*TEXTO APRESENTADO:*
Sociedade civil católica, destinada à difusão da Cultura Ocidental e à atuação política em defesa da família, em observância à Doutrina Social da Igreja.

Perigosa Cegueira

O que admira é haver quem sincera, convictamente, ainda fale de “dolorosa, apavorante expectativa”. E por quê? Porque da decisão do Clube Militar pode resultar até a revolução… Até a revolução! Isto é que é assombroso, o conceito de revolução que implicitamente se contêm na revelação desse temor… Como se revolução fosse somente o tiroteio nas ruas ou mesmo uma simples passeata militar, do seio dos quartéis ao pedestal do poder público constituído! Não, a revolução tem outros, muitos outros aspectos, só aparentemente menos violentos, e é em plena revolução que nós estamos.

Quando, numa dada sociedade, todos sentem que o seu destino está entregue às decisões da força e não da autoridade, quando ao respeito da lei se substitui a expectativa do que decidirá a espada, a revolução já é um fato, a revolução não está por fazer-se; vai, pelo contrário, à medida que demora a explosão da sua natural brutalidade, fazendo-se mais forte, mais profunda, criando raízes mais resistentes, tornando-se, por conseguinte, mais difícil de ser dominada.

Não há, assim, nenhuma dolorosa expectativa para o Brasil republicano. Há a revolução atual, bem patente, bem senhora de si, cavando fundo a ruína de um estado social que parecia ir conseguindo solidificar-se, apesar de todas as falhas e absurdos, resultantes do insensato apriorismo dos seus criadores. A ilusão do otimista, o sofisma dos que buscam vantagens na confusão mesma que estabelecem, não podem enganar nenhuma consciência, que seja realmente uma consciência, e não uma simples registradora de palavrões desse bastardo liberalismo, que tem sido a nossa desgraça.

Pouco importa saber, em verdade, o que decidirá o Clube Militar, em favor ou contra o sr. Arthur Bernardes.

Favorável ou desfavorável ao candidato da Convenção, o certo é que a sentença dessa agremiação de militares será a confirmação de que estamos em pleno período revolucionário, uma prova somente mais positiva da solução de continuidade que vem de se revelar na vida política constitucional do Brasil.

E será mesmo a máxima vergonha da nossa história se, mais uma vez, tivermos o espetáculo de uma revolução vitoriosa, sem que haja resistência da parte daqueles que representam a lei, como se o espírito de autoridade fosse, de fato, uma coisa inteiramente infensa à consciência nacional.

*CONTEÚDO DO MATERIAL:*

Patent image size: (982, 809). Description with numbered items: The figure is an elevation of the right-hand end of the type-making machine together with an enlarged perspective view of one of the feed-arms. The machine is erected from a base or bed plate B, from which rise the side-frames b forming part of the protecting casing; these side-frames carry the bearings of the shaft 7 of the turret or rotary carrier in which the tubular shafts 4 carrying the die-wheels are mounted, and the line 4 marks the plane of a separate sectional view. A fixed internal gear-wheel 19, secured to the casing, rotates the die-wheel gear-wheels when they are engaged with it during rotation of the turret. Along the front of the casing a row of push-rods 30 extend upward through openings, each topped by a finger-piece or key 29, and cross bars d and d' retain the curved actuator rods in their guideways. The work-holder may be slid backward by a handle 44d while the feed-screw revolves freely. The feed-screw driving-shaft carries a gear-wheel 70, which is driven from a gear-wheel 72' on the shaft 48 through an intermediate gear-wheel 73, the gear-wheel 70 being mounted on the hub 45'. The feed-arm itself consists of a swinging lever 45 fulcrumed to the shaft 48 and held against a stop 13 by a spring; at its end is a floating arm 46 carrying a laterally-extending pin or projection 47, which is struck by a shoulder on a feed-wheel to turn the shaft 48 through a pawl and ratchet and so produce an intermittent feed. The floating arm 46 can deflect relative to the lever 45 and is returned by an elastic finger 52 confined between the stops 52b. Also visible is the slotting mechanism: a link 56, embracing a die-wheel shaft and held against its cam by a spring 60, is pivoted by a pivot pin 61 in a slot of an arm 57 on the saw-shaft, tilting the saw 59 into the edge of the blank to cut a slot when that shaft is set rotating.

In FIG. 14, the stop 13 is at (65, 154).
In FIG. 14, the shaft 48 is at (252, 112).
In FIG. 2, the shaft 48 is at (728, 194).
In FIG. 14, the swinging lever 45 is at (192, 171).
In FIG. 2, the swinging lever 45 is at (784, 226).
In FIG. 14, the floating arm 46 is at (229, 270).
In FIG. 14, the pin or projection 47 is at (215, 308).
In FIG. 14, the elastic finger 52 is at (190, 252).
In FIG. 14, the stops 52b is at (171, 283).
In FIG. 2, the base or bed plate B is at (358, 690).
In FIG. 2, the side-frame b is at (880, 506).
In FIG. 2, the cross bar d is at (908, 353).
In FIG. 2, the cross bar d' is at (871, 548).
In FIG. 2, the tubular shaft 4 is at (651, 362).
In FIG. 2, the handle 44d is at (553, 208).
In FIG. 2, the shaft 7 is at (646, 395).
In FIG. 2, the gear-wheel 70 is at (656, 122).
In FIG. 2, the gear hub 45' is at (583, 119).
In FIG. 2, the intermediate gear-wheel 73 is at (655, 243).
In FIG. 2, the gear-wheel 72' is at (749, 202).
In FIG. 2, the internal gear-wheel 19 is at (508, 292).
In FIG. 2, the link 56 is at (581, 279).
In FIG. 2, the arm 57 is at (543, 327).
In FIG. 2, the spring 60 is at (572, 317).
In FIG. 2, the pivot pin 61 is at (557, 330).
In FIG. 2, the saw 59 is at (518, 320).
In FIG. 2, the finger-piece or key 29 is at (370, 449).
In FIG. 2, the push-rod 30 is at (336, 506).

*INSTRUÇÃO:* Segundo o texto "Perigosa Cegueira", de qual decisão se teme que possa resultar até a revolução?

*RESPOSTA CORRETA:* Da decisão do Clube Militar.